▶ **Exercise instructions**
Print the entries below word for word; the pictures stay out of your copy.

▶ **Input rows**
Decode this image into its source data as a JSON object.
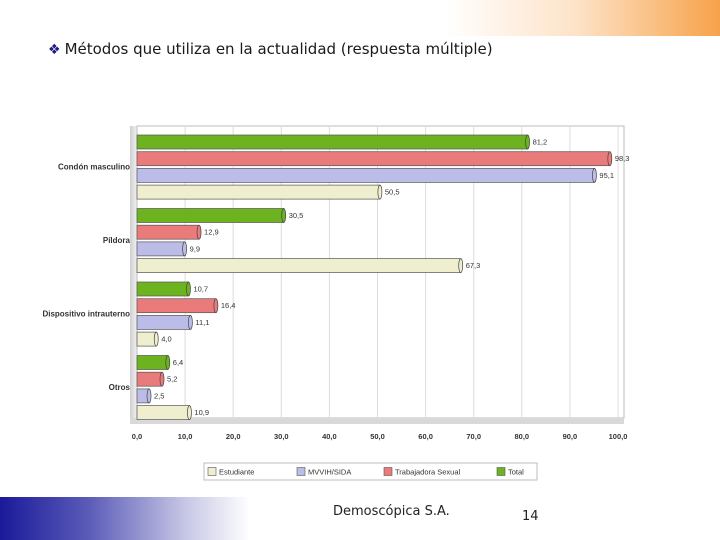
{
  "slide": {
    "title": "Métodos que utiliza en la actualidad (respuesta múltiple)",
    "bullet_icon": "diamond-bullet-icon",
    "company": "Demoscópica S.A.",
    "page_number": "14"
  },
  "colors": {
    "Estudiante": "#efefcf",
    "MVVIH/SIDA": "#bcbce8",
    "Trabajadora Sexual": "#ea7b7b",
    "Total": "#6db21f"
  },
  "chart_data": {
    "type": "bar",
    "orientation": "horizontal",
    "categories": [
      "Condón masculino",
      "Píldora",
      "Dispositivo intrauterno",
      "Otros"
    ],
    "series": [
      {
        "name": "Total",
        "values": [
          81.2,
          30.5,
          10.7,
          6.4
        ],
        "labels": [
          "81,2",
          "30,5",
          "10,7",
          "6,4"
        ]
      },
      {
        "name": "Trabajadora Sexual",
        "values": [
          98.3,
          12.9,
          16.4,
          5.2
        ],
        "labels": [
          "98,3",
          "12,9",
          "16,4",
          "5,2"
        ]
      },
      {
        "name": "MVVIH/SIDA",
        "values": [
          95.1,
          9.9,
          11.1,
          2.5
        ],
        "labels": [
          "95,1",
          "9,9",
          "11,1",
          "2,5"
        ]
      },
      {
        "name": "Estudiante",
        "values": [
          50.5,
          67.3,
          4.0,
          10.9
        ],
        "labels": [
          "50,5",
          "67,3",
          "4,0",
          "10,9"
        ]
      }
    ],
    "xlim": [
      0,
      100
    ],
    "ticks": [
      "0,0",
      "10,0",
      "20,0",
      "30,0",
      "40,0",
      "50,0",
      "60,0",
      "70,0",
      "80,0",
      "90,0",
      "100,0"
    ],
    "legend": [
      "Estudiante",
      "MVVIH/SIDA",
      "Trabajadora Sexual",
      "Total"
    ],
    "legend_position": "bottom",
    "grid": true
  }
}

▶ **Task solution**
Decode this image into its source data as a JSON object.
{
  "slide": {
    "title": "Métodos que utiliza en la actualidad (respuesta múltiple)",
    "bullet_icon": "diamond-bullet-icon",
    "company": "Demoscópica S.A.",
    "page_number": "14"
  },
  "colors": {
    "Estudiante": "#efefcf",
    "MVVIH/SIDA": "#bcbce8",
    "Trabajadora Sexual": "#ea7b7b",
    "Total": "#6db21f"
  },
  "chart_data": {
    "type": "bar",
    "orientation": "horizontal",
    "categories": [
      "Condón masculino",
      "Píldora",
      "Dispositivo intrauterno",
      "Otros"
    ],
    "series": [
      {
        "name": "Total",
        "values": [
          81.2,
          30.5,
          10.7,
          6.4
        ],
        "labels": [
          "81,2",
          "30,5",
          "10,7",
          "6,4"
        ]
      },
      {
        "name": "Trabajadora Sexual",
        "values": [
          98.3,
          12.9,
          16.4,
          5.2
        ],
        "labels": [
          "98,3",
          "12,9",
          "16,4",
          "5,2"
        ]
      },
      {
        "name": "MVVIH/SIDA",
        "values": [
          95.1,
          9.9,
          11.1,
          2.5
        ],
        "labels": [
          "95,1",
          "9,9",
          "11,1",
          "2,5"
        ]
      },
      {
        "name": "Estudiante",
        "values": [
          50.5,
          67.3,
          4.0,
          10.9
        ],
        "labels": [
          "50,5",
          "67,3",
          "4,0",
          "10,9"
        ]
      }
    ],
    "xlim": [
      0,
      100
    ],
    "ticks": [
      "0,0",
      "10,0",
      "20,0",
      "30,0",
      "40,0",
      "50,0",
      "60,0",
      "70,0",
      "80,0",
      "90,0",
      "100,0"
    ],
    "legend": [
      "Estudiante",
      "MVVIH/SIDA",
      "Trabajadora Sexual",
      "Total"
    ],
    "legend_position": "bottom",
    "grid": true
  }
}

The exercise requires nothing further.